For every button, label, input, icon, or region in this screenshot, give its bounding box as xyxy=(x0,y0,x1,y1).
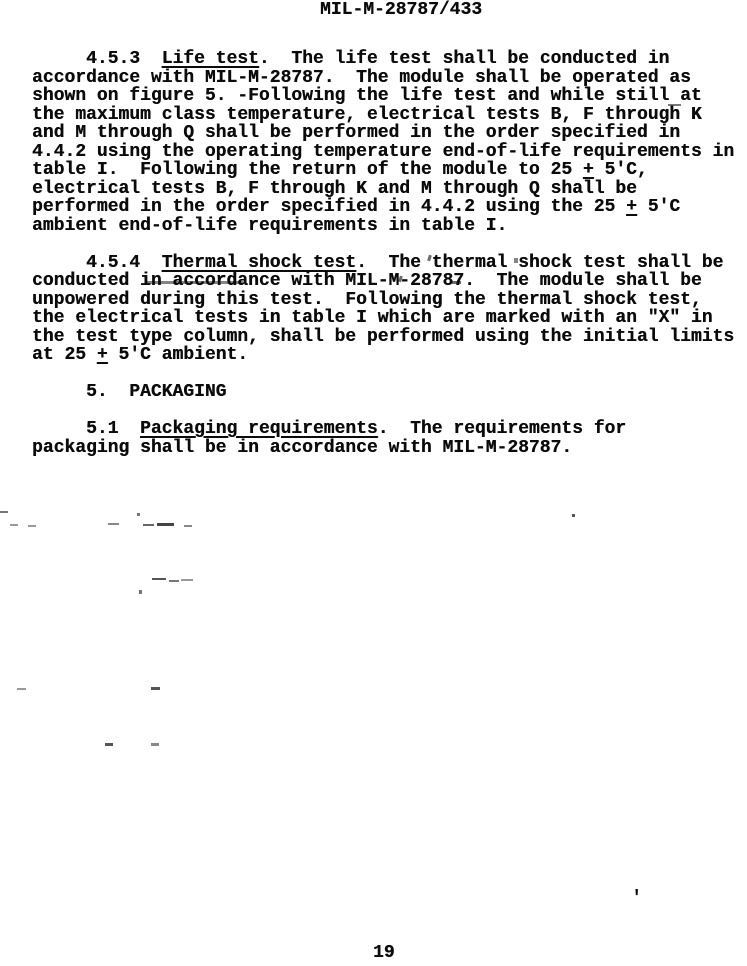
paragraph-thermal-shock-test: 4.5.4 Thermal shock test. The thermal sh… xyxy=(32,254,746,365)
section-title-life-test: Life test xyxy=(162,49,259,69)
page-number: 19 xyxy=(373,944,395,963)
paragraph-packaging-requirements: 5.1 Packaging requirements. The requirem… xyxy=(32,420,746,457)
scan-artifact xyxy=(137,513,140,516)
scan-artifact xyxy=(157,523,174,526)
plus-minus-symbol: + xyxy=(97,345,108,365)
scan-artifact xyxy=(10,524,18,526)
scan-artifact xyxy=(151,687,160,690)
document-header: MIL-M-28787/433 xyxy=(320,1,482,20)
section-number-4-5-4: 4.5.4 xyxy=(32,253,162,273)
scan-artifact xyxy=(108,523,119,525)
scan-artifact xyxy=(139,590,142,594)
plus-minus-symbol: + xyxy=(626,197,637,217)
body-text-run: 5'C ambient. xyxy=(108,345,248,365)
stray-apostrophe-mark: ' xyxy=(631,889,642,908)
scan-artifact xyxy=(668,104,681,106)
scan-artifact xyxy=(181,579,193,581)
scan-artifact xyxy=(514,258,518,263)
section-title-packaging-requirements: Packaging requirements xyxy=(140,419,378,439)
section-title-thermal-shock-test: Thermal shock test xyxy=(162,253,356,273)
paragraph-life-test: 4.5.3 Life test. The life test shall be … xyxy=(32,50,746,235)
scan-artifact xyxy=(572,514,575,517)
scan-artifact xyxy=(143,524,154,526)
section-number-5-1: 5.1 xyxy=(32,419,140,439)
scan-artifact xyxy=(184,525,192,527)
plus-minus-symbol: + xyxy=(583,160,594,180)
scan-artifact xyxy=(28,525,36,527)
scan-artifact xyxy=(152,578,166,580)
document-page: MIL-M-28787/433 4.5.3 Life test. The lif… xyxy=(0,0,747,966)
scan-artifact xyxy=(17,688,26,690)
document-body: 4.5.3 Life test. The life test shall be … xyxy=(32,50,746,476)
scan-artifact xyxy=(151,743,159,746)
scan-artifact xyxy=(0,511,8,513)
section-number-4-5-3: 4.5.3 xyxy=(32,49,162,69)
scan-artifact xyxy=(169,580,179,582)
scan-artifact xyxy=(452,281,461,284)
scan-artifact xyxy=(105,743,113,746)
heading-packaging: 5. PACKAGING xyxy=(32,383,746,402)
scan-artifact xyxy=(147,281,243,284)
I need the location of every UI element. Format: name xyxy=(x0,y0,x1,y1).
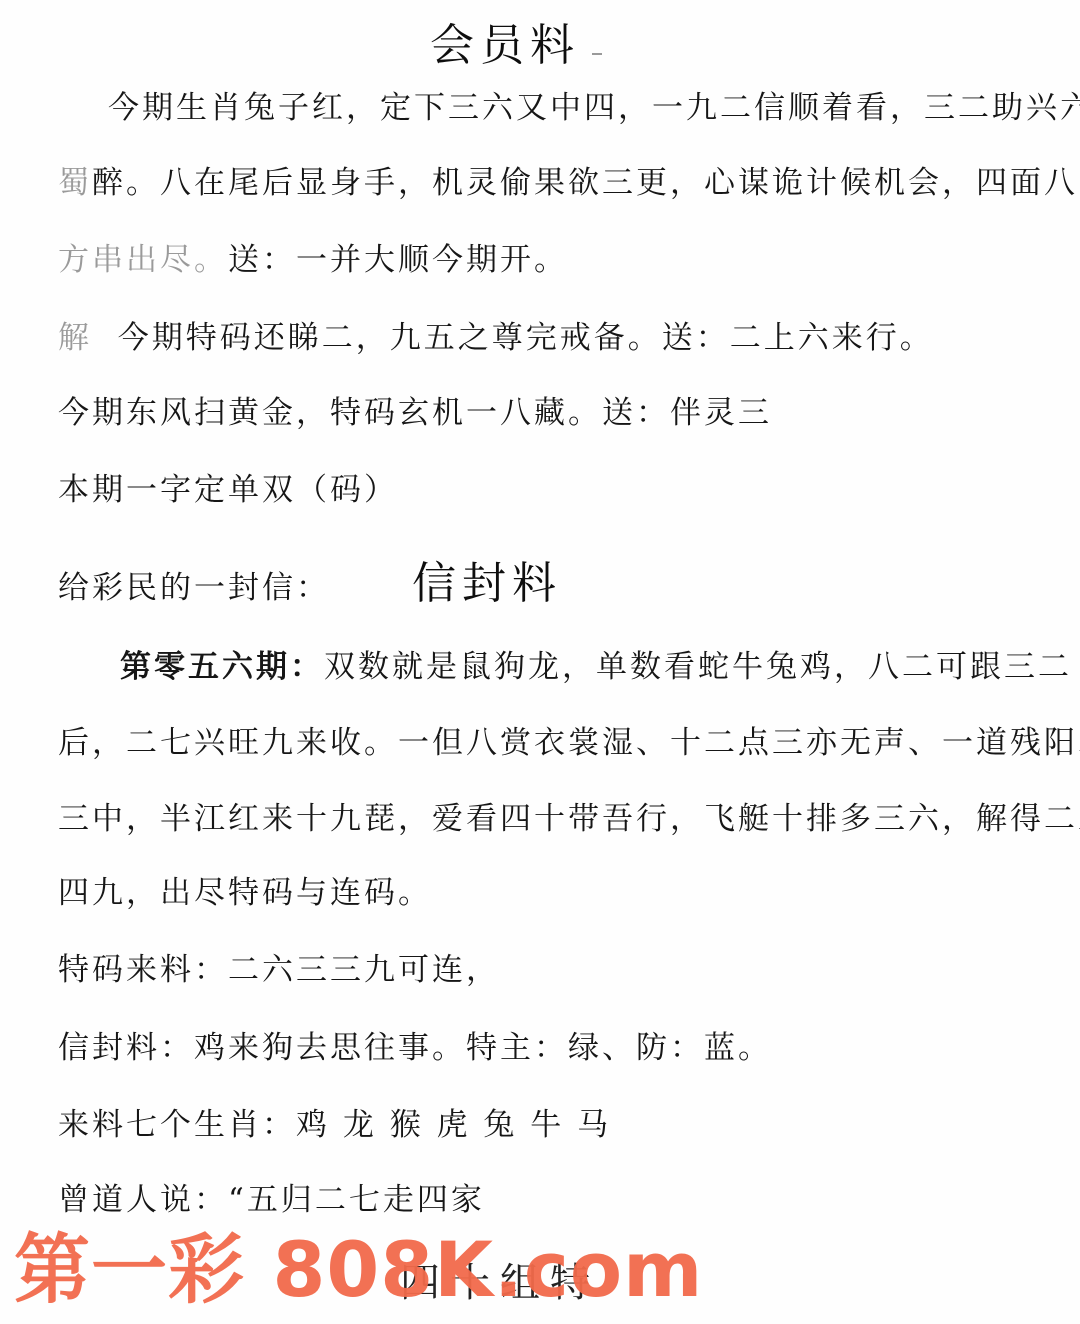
envelope-paragraph-line-3: 三中，半江红来十九琵，爱看四十带吾行，飞艇十排多三六，解得二三与 xyxy=(58,799,1080,839)
special-code-line: 特码来料：二六三三九可连， xyxy=(58,950,500,990)
seven-zodiacs-line: 来料七个生肖：鸡 龙 猴 虎 兔 牛 马 xyxy=(58,1105,611,1145)
scanned-document-page: 会员料 今期生肖兔子红，定下三六又中四，一九二信顺着看，三二助兴六 蜀醉。八在尾… xyxy=(0,0,1080,1324)
watermark-logo: 第一彩 808K.com xyxy=(14,1222,703,1318)
member-line-interpretation-text: 今期特码还睇二，九五之尊完戒备。送：二上六来行。 xyxy=(118,320,934,356)
member-poem-line-2: 蜀醉。八在尾后显身手，机灵偷果欲三更，心谋诡计候机会，四面八 xyxy=(58,163,1078,203)
document-title: 会员料 xyxy=(430,20,580,72)
letter-intro-label: 给彩民的一封信： xyxy=(58,568,330,608)
envelope-paragraph-line-1: 第零五六期：双数就是鼠狗龙，单数看蛇牛兔鸡，八二可跟三二 xyxy=(120,647,1072,687)
envelope-title: 信封料 xyxy=(412,558,562,610)
envelope-paragraph-line-1-text: 双数就是鼠狗龙，单数看蛇牛兔鸡，八二可跟三二 xyxy=(324,649,1072,685)
envelope-note-line: 信封料：鸡来狗去思往事。特主：绿、防：蓝。 xyxy=(58,1028,772,1068)
member-line-east-wind: 今期东风扫黄金，特码玄机一八藏。送：伴灵三 xyxy=(58,393,772,433)
member-line-interpretation: 解 今期特码还睇二，九五之尊完戒备。送：二上六来行。 xyxy=(58,318,934,358)
issue-label: 第零五六期： xyxy=(120,649,324,685)
envelope-paragraph-line-2: 后，二七兴旺九来收。一但八赏衣裳湿、十二点三亦无声、一道残阳二 xyxy=(58,723,1080,763)
taoist-quote-line: 曾道人说：“五归二七走四家 xyxy=(58,1180,485,1220)
member-line-odd-even: 本期一字定单双（码） xyxy=(58,470,398,510)
faded-text: 方串出尽。 xyxy=(58,242,228,278)
member-poem-line-3: 方串出尽。送：一并大顺今期开。 xyxy=(58,240,568,280)
title-mark xyxy=(592,53,602,55)
faded-char: 解 xyxy=(58,320,92,356)
member-poem-line-1: 今期生肖兔子红，定下三六又中四，一九二信顺着看，三二助兴六 xyxy=(108,88,1080,128)
member-poem-line-3-text: 送：一并大顺今期开。 xyxy=(228,242,568,278)
envelope-paragraph-line-4: 四九，出尽特码与连码。 xyxy=(58,873,432,913)
member-poem-line-2-text: 醉。八在尾后显身手，机灵偷果欲三更，心谋诡计候机会，四面八 xyxy=(92,165,1078,201)
faded-char: 蜀 xyxy=(58,165,92,201)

━━━━━━━━━━━━━━━━━━━━━━━━━━━━━━

> **Objective**:
Retype all of the entries above, every line unchanged, but leave out the pictures.

> **Output below**:
For every button, label, input, icon, or region in this screenshot, give its bounding box as xyxy=(x0,y0,x1,y1).
paragraph-thermal-shock-test: 4.5.4 Thermal shock test. The thermal sh… xyxy=(32,254,746,365)
section-title-life-test: Life test xyxy=(162,49,259,69)
page-number: 19 xyxy=(373,944,395,963)
paragraph-packaging-requirements: 5.1 Packaging requirements. The requirem… xyxy=(32,420,746,457)
scan-artifact xyxy=(137,513,140,516)
scan-artifact xyxy=(157,523,174,526)
plus-minus-symbol: + xyxy=(97,345,108,365)
scan-artifact xyxy=(10,524,18,526)
scan-artifact xyxy=(151,687,160,690)
document-header: MIL-M-28787/433 xyxy=(320,1,482,20)
section-number-4-5-4: 4.5.4 xyxy=(32,253,162,273)
scan-artifact xyxy=(108,523,119,525)
scan-artifact xyxy=(139,590,142,594)
plus-minus-symbol: + xyxy=(626,197,637,217)
body-text-run: 5'C ambient. xyxy=(108,345,248,365)
stray-apostrophe-mark: ' xyxy=(631,889,642,908)
scan-artifact xyxy=(668,104,681,106)
scan-artifact xyxy=(181,579,193,581)
scan-artifact xyxy=(514,258,518,263)
section-title-packaging-requirements: Packaging requirements xyxy=(140,419,378,439)
section-title-thermal-shock-test: Thermal shock test xyxy=(162,253,356,273)
paragraph-life-test: 4.5.3 Life test. The life test shall be … xyxy=(32,50,746,235)
scan-artifact xyxy=(572,514,575,517)
scan-artifact xyxy=(143,524,154,526)
section-number-5-1: 5.1 xyxy=(32,419,140,439)
scan-artifact xyxy=(184,525,192,527)
plus-minus-symbol: + xyxy=(583,160,594,180)
scan-artifact xyxy=(28,525,36,527)
scan-artifact xyxy=(152,578,166,580)
document-page: MIL-M-28787/433 4.5.3 Life test. The lif… xyxy=(0,0,747,966)
scan-artifact xyxy=(17,688,26,690)
document-body: 4.5.3 Life test. The life test shall be … xyxy=(32,50,746,476)
scan-artifact xyxy=(151,743,159,746)
scan-artifact xyxy=(0,511,8,513)
section-number-4-5-3: 4.5.3 xyxy=(32,49,162,69)
scan-artifact xyxy=(169,580,179,582)
scan-artifact xyxy=(452,281,461,284)
scan-artifact xyxy=(105,743,113,746)
heading-packaging: 5. PACKAGING xyxy=(32,383,746,402)
scan-artifact xyxy=(147,281,243,284)
I need the location of every UI element. Format: name xyxy=(x0,y0,x1,y1).
envelope-paragraph-line-3: 三中，半江红来十九琵，爱看四十带吾行，飞艇十排多三六，解得二三与 xyxy=(58,799,1080,839)
special-code-line: 特码来料：二六三三九可连， xyxy=(58,950,500,990)
seven-zodiacs-line: 来料七个生肖：鸡 龙 猴 虎 兔 牛 马 xyxy=(58,1105,611,1145)
scanned-document-page: 会员料 今期生肖兔子红，定下三六又中四，一九二信顺着看，三二助兴六 蜀醉。八在尾… xyxy=(0,0,1080,1324)
watermark-logo: 第一彩 808K.com xyxy=(14,1222,703,1318)
member-line-interpretation-text: 今期特码还睇二，九五之尊完戒备。送：二上六来行。 xyxy=(118,320,934,356)
member-poem-line-2: 蜀醉。八在尾后显身手，机灵偷果欲三更，心谋诡计候机会，四面八 xyxy=(58,163,1078,203)
document-title: 会员料 xyxy=(430,20,580,72)
letter-intro-label: 给彩民的一封信： xyxy=(58,568,330,608)
envelope-paragraph-line-1: 第零五六期：双数就是鼠狗龙，单数看蛇牛兔鸡，八二可跟三二 xyxy=(120,647,1072,687)
envelope-title: 信封料 xyxy=(412,558,562,610)
envelope-paragraph-line-1-text: 双数就是鼠狗龙，单数看蛇牛兔鸡，八二可跟三二 xyxy=(324,649,1072,685)
envelope-note-line: 信封料：鸡来狗去思往事。特主：绿、防：蓝。 xyxy=(58,1028,772,1068)
member-line-east-wind: 今期东风扫黄金，特码玄机一八藏。送：伴灵三 xyxy=(58,393,772,433)
member-line-interpretation: 解 今期特码还睇二，九五之尊完戒备。送：二上六来行。 xyxy=(58,318,934,358)
issue-label: 第零五六期： xyxy=(120,649,324,685)
envelope-paragraph-line-2: 后，二七兴旺九来收。一但八赏衣裳湿、十二点三亦无声、一道残阳二 xyxy=(58,723,1080,763)
taoist-quote-line: 曾道人说：“五归二七走四家 xyxy=(58,1180,485,1220)
member-line-odd-even: 本期一字定单双（码） xyxy=(58,470,398,510)
faded-text: 方串出尽。 xyxy=(58,242,228,278)
member-poem-line-3: 方串出尽。送：一并大顺今期开。 xyxy=(58,240,568,280)
title-mark xyxy=(592,53,602,55)
faded-char: 解 xyxy=(58,320,92,356)
member-poem-line-1: 今期生肖兔子红，定下三六又中四，一九二信顺着看，三二助兴六 xyxy=(108,88,1080,128)
member-poem-line-3-text: 送：一并大顺今期开。 xyxy=(228,242,568,278)
envelope-paragraph-line-4: 四九，出尽特码与连码。 xyxy=(58,873,432,913)
member-poem-line-2-text: 醉。八在尾后显身手，机灵偷果欲三更，心谋诡计候机会，四面八 xyxy=(92,165,1078,201)
faded-char: 蜀 xyxy=(58,165,92,201)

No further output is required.